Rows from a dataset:
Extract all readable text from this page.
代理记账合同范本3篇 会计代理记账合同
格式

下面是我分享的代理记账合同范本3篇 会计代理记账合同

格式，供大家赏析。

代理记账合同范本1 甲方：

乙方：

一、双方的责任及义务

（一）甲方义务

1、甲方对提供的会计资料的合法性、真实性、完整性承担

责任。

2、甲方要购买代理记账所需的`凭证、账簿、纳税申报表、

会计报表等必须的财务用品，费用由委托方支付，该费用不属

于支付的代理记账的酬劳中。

...

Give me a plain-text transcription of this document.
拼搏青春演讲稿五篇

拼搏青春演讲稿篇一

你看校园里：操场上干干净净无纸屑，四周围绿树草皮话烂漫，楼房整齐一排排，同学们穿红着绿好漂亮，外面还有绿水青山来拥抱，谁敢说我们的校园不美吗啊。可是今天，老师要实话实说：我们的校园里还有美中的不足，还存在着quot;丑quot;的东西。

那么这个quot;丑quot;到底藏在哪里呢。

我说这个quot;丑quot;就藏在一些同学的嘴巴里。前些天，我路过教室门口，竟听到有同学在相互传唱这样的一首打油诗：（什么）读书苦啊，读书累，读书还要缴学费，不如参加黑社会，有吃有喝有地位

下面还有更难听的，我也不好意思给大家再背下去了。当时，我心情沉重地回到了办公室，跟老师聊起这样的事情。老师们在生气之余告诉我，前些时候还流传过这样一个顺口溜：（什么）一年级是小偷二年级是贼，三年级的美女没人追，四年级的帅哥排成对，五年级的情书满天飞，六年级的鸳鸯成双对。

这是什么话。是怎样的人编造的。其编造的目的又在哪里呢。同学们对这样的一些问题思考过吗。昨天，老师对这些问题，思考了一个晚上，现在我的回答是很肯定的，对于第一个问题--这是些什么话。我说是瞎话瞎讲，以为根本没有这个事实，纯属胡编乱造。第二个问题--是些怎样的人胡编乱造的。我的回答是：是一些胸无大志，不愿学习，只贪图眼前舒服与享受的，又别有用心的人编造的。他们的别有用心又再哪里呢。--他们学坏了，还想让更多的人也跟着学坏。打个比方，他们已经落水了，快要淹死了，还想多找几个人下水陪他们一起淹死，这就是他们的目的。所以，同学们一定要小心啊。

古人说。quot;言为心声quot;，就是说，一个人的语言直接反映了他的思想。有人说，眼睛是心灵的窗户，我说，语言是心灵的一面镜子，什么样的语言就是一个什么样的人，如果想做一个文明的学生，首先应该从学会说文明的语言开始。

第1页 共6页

--

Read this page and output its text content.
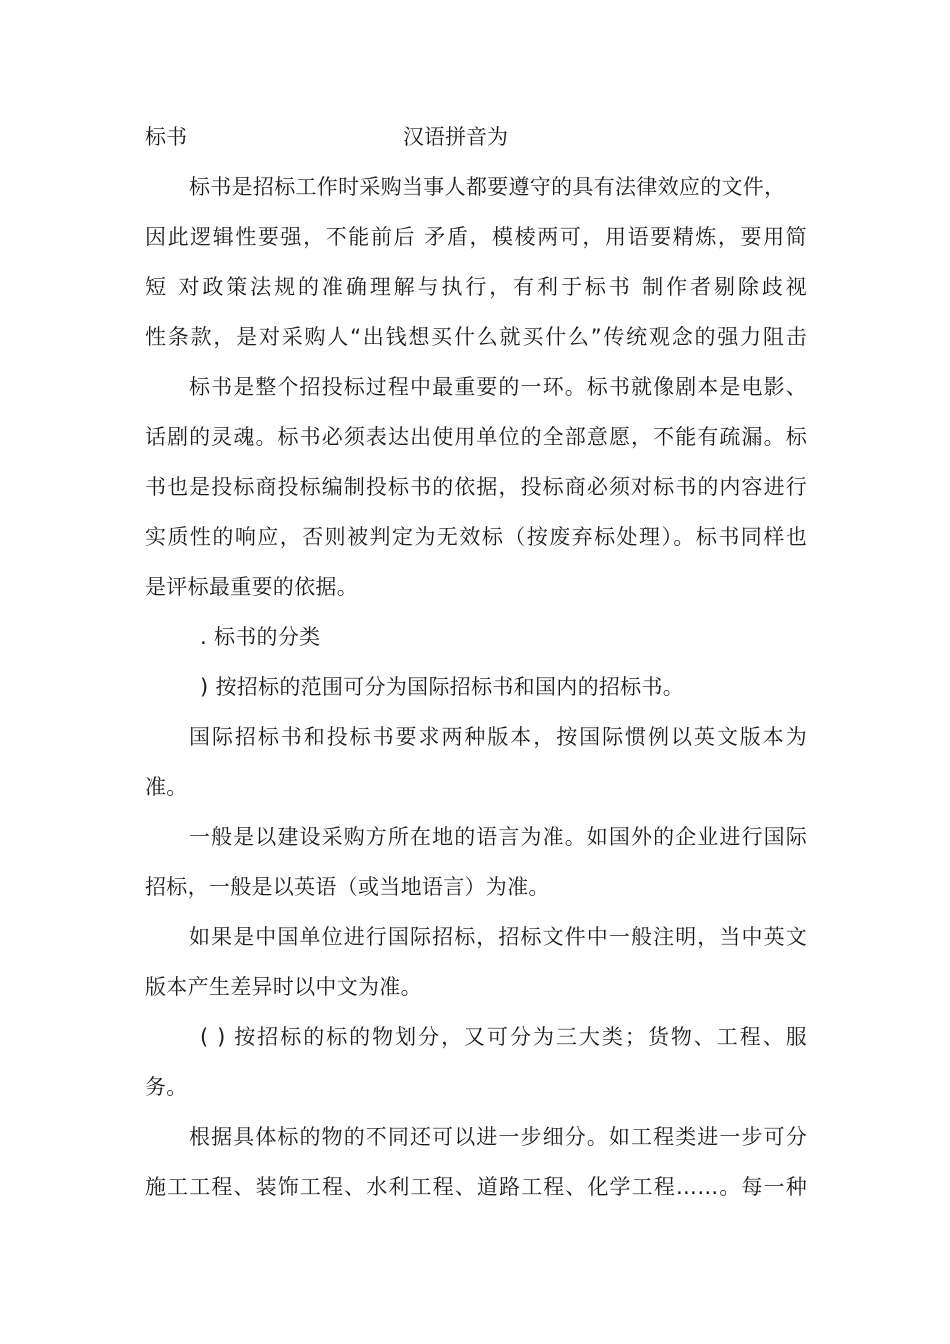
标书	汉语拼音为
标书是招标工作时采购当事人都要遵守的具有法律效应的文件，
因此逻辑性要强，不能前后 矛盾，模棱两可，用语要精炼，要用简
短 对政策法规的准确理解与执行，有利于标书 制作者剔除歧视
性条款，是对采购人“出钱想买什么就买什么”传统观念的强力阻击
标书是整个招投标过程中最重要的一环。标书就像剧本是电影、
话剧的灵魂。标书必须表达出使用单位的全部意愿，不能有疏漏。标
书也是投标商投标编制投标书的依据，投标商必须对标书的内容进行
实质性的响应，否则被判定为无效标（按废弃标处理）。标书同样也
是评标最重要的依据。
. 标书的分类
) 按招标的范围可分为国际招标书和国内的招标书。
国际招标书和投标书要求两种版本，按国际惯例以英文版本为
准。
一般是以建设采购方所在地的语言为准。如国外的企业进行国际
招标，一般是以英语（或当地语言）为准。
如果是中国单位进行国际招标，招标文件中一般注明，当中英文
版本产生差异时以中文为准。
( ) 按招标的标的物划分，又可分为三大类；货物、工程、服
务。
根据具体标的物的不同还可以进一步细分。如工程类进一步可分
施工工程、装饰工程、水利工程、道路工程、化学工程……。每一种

> Description of the task
Using the listing above, pull out all lines that hold the word "this".

> Task output
Extract all readable text from this page.
Give me a plain-text transcription of this document.
Read this page and output its text content.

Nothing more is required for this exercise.